# RECORDS PROVIDED
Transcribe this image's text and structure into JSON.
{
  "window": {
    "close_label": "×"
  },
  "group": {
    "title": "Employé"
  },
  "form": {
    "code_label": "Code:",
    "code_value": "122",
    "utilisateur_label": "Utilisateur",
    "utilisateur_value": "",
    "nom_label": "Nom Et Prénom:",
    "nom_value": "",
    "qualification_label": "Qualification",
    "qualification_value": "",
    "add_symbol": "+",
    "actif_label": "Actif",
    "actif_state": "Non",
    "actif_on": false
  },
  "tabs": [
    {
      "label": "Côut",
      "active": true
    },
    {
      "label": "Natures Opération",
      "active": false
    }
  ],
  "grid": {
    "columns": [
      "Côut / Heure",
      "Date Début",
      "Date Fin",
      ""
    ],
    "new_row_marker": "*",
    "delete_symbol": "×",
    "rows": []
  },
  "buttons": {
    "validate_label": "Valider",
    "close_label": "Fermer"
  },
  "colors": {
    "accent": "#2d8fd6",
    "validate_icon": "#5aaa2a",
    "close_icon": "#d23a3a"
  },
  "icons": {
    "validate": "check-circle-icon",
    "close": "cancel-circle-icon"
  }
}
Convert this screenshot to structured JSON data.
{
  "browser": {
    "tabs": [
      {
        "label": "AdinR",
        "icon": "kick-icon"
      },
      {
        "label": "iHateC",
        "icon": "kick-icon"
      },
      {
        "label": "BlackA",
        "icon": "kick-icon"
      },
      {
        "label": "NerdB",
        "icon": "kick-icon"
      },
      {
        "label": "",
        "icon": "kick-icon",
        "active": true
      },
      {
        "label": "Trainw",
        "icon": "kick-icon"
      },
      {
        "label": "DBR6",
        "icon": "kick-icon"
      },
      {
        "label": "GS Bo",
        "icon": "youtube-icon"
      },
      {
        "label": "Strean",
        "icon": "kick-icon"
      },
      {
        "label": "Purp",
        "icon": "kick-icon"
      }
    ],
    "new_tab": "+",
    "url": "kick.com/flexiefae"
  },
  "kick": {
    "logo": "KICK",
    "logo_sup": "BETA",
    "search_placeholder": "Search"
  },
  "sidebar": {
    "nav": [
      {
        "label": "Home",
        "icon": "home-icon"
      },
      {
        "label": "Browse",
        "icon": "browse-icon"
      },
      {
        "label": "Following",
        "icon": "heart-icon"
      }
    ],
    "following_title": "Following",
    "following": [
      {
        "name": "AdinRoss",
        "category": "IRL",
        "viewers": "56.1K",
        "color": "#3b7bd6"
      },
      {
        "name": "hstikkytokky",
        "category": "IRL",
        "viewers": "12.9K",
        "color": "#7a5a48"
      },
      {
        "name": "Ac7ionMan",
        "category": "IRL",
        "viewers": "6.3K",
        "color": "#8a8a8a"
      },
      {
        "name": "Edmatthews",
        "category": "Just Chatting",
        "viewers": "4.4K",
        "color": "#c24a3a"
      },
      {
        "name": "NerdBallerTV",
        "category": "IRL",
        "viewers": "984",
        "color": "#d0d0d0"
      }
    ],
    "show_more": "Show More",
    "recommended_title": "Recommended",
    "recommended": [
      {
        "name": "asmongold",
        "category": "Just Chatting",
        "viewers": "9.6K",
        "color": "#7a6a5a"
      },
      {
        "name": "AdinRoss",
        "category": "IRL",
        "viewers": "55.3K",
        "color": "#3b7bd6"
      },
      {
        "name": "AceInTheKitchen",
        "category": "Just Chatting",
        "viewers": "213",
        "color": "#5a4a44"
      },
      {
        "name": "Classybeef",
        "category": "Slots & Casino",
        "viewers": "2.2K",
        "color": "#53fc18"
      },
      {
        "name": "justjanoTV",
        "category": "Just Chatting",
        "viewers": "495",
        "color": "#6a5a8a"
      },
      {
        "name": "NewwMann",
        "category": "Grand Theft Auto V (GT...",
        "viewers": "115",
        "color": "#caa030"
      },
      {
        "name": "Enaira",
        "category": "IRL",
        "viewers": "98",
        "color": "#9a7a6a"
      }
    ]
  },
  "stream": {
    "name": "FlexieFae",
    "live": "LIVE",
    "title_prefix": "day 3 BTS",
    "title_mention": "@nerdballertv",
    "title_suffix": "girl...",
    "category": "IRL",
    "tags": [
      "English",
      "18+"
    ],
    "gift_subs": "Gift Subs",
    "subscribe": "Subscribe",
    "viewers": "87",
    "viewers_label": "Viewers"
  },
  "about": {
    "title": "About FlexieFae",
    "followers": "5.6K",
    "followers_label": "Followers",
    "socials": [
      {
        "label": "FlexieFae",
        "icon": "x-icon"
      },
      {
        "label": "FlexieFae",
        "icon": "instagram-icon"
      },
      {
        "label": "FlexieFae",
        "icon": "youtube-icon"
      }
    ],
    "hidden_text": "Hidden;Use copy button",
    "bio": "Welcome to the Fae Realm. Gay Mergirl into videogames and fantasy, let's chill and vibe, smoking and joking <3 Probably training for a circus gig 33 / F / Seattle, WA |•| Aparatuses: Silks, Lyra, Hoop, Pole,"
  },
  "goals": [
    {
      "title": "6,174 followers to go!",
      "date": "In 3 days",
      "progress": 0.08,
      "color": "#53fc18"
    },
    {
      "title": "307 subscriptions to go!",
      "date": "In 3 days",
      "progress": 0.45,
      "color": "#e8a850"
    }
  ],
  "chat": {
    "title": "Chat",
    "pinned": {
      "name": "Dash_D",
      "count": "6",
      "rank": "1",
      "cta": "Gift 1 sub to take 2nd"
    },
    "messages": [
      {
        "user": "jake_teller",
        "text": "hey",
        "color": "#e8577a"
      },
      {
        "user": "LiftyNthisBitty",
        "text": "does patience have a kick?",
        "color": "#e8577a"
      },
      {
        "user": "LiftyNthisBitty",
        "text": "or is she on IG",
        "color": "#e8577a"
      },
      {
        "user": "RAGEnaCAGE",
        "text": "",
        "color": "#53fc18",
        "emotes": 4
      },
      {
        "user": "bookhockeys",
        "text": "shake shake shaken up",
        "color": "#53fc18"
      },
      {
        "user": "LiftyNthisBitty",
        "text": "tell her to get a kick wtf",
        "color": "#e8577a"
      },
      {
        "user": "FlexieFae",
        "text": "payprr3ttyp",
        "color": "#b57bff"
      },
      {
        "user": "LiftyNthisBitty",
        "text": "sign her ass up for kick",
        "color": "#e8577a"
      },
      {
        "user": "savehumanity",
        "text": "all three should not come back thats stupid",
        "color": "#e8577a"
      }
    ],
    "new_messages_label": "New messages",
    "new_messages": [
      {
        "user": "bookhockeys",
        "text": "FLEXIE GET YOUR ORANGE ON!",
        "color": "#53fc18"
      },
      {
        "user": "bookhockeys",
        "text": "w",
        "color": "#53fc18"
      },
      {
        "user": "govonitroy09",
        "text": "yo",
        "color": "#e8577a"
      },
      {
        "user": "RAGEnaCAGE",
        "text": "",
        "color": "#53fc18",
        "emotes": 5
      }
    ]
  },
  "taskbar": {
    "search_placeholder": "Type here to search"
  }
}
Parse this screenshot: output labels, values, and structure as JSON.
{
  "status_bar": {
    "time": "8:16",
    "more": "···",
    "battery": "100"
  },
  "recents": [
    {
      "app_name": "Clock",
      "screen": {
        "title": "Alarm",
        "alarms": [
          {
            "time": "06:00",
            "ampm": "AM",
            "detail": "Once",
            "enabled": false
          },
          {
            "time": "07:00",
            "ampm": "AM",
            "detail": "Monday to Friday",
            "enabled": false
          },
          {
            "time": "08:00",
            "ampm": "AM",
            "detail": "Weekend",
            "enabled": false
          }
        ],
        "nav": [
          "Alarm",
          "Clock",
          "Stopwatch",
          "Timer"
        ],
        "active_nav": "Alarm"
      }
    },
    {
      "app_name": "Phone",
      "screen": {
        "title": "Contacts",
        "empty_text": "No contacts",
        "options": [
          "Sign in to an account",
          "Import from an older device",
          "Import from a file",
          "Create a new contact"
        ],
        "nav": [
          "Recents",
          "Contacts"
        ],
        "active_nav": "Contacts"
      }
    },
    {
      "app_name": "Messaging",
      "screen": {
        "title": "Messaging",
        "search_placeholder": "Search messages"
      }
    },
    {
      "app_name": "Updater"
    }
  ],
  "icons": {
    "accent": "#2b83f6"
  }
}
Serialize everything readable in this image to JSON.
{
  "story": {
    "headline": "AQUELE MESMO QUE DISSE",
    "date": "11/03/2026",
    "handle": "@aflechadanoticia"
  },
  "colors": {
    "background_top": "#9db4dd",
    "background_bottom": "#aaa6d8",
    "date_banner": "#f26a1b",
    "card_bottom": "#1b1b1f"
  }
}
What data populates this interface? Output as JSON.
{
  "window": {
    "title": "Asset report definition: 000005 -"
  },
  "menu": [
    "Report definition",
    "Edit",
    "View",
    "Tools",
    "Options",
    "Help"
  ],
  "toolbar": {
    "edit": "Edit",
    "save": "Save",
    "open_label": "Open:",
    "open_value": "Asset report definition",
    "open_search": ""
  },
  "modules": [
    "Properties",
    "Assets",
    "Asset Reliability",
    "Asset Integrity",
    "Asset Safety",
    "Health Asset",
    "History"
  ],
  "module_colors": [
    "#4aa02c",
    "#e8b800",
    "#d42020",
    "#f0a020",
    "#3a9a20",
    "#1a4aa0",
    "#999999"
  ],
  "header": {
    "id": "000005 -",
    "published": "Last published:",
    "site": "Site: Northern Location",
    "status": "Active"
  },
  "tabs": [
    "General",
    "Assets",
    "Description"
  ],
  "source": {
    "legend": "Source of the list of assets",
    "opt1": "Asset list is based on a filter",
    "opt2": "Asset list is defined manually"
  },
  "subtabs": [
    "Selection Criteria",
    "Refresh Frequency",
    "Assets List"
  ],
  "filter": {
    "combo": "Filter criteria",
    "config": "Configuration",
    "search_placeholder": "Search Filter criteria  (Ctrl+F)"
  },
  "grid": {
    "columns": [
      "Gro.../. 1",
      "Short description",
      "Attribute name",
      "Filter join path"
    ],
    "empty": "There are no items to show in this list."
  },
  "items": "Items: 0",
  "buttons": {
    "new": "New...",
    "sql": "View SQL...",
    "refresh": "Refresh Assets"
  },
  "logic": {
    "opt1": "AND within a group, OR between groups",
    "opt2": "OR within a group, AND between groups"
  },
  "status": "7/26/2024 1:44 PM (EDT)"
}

# PROBLEM
Only the lines from the one that contains "What data populates" to the end of the entries above should be given again, exactly and in full.

# EXPECTED ANSWER
What data populates this interface? Output as JSON.
{
  "window": {
    "title": "Asset report definition: 000005 -"
  },
  "menu": [
    "Report definition",
    "Edit",
    "View",
    "Tools",
    "Options",
    "Help"
  ],
  "toolbar": {
    "edit": "Edit",
    "save": "Save",
    "open_label": "Open:",
    "open_value": "Asset report definition",
    "open_search": ""
  },
  "modules": [
    "Properties",
    "Assets",
    "Asset Reliability",
    "Asset Integrity",
    "Asset Safety",
    "Health Asset",
    "History"
  ],
  "module_colors": [
    "#4aa02c",
    "#e8b800",
    "#d42020",
    "#f0a020",
    "#3a9a20",
    "#1a4aa0",
    "#999999"
  ],
  "header": {
    "id": "000005 -",
    "published": "Last published:",
    "site": "Site: Northern Location",
    "status": "Active"
  },
  "tabs": [
    "General",
    "Assets",
    "Description"
  ],
  "source": {
    "legend": "Source of the list of assets",
    "opt1": "Asset list is based on a filter",
    "opt2": "Asset list is defined manually"
  },
  "subtabs": [
    "Selection Criteria",
    "Refresh Frequency",
    "Assets List"
  ],
  "filter": {
    "combo": "Filter criteria",
    "config": "Configuration",
    "search_placeholder": "Search Filter criteria  (Ctrl+F)"
  },
  "grid": {
    "columns": [
      "Gro.../. 1",
      "Short description",
      "Attribute name",
      "Filter join path"
    ],
    "empty": "There are no items to show in this list."
  },
  "items": "Items: 0",
  "buttons": {
    "new": "New...",
    "sql": "View SQL...",
    "refresh": "Refresh Assets"
  },
  "logic": {
    "opt1": "AND within a group, OR between groups",
    "opt2": "OR within a group, AND between groups"
  },
  "status": "7/26/2024 1:44 PM (EDT)"
}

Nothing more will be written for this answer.